DIRECTIONS:
Show all lines from the listing below that contain "fremkomne".

PROVIDED INFORMATION:
________________________

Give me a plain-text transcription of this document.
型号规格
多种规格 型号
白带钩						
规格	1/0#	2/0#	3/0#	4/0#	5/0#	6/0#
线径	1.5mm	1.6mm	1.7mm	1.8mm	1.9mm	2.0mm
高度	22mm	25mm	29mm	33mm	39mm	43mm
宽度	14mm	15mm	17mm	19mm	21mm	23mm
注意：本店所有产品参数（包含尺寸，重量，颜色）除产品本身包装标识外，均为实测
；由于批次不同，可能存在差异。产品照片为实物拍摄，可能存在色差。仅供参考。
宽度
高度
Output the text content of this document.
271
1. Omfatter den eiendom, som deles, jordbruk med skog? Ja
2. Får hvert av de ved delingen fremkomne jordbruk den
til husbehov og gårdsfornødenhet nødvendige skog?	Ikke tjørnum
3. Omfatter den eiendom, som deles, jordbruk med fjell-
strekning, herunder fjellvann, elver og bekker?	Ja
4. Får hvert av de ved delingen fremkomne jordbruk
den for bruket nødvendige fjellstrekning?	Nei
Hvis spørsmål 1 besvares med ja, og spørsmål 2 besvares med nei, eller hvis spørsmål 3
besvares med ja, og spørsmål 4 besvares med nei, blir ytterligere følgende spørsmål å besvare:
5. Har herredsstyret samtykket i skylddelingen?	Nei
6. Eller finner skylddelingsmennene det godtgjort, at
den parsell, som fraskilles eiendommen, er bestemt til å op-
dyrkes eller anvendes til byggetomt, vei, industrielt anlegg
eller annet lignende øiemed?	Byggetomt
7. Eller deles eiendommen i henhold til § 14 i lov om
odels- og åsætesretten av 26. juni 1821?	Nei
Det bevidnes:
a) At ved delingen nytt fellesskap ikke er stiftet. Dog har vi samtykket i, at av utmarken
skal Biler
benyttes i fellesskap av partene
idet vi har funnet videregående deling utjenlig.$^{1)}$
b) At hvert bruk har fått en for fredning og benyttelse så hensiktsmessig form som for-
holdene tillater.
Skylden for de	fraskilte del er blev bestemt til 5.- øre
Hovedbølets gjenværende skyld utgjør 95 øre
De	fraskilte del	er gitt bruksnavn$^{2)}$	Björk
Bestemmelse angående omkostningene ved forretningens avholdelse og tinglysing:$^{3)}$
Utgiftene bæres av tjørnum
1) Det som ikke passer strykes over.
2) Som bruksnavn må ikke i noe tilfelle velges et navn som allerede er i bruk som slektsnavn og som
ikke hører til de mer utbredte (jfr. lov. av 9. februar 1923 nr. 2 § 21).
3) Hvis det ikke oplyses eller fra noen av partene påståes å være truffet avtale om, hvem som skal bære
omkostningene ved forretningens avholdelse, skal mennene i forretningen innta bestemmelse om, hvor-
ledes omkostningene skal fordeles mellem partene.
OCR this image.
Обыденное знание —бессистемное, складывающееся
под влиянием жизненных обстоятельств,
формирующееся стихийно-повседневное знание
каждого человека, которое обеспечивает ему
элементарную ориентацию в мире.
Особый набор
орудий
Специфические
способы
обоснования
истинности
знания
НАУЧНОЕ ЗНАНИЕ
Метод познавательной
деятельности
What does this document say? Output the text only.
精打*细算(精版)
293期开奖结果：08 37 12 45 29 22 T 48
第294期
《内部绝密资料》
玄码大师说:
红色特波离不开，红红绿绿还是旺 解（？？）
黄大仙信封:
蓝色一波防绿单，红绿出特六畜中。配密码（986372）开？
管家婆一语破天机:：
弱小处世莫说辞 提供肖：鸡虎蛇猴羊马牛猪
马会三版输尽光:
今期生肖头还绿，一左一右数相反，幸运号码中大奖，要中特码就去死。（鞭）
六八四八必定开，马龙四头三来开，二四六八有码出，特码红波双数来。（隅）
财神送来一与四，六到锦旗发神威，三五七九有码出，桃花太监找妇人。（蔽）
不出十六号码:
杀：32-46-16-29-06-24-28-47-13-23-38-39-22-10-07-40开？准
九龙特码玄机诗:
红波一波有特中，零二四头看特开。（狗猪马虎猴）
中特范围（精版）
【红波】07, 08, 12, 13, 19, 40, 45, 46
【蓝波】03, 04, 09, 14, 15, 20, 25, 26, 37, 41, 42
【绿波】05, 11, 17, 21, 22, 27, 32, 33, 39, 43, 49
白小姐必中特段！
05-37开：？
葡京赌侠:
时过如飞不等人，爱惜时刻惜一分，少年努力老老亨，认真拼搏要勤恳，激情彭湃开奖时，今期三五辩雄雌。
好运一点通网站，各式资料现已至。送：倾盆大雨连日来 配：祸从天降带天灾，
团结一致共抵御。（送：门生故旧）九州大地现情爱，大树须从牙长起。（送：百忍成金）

________________________

ANSWER TO THE EXERCISE:
2. Får hvert av de ved delingen fremkomne jordbruk den
4. Får hvert av de ved delingen fremkomne jordbruk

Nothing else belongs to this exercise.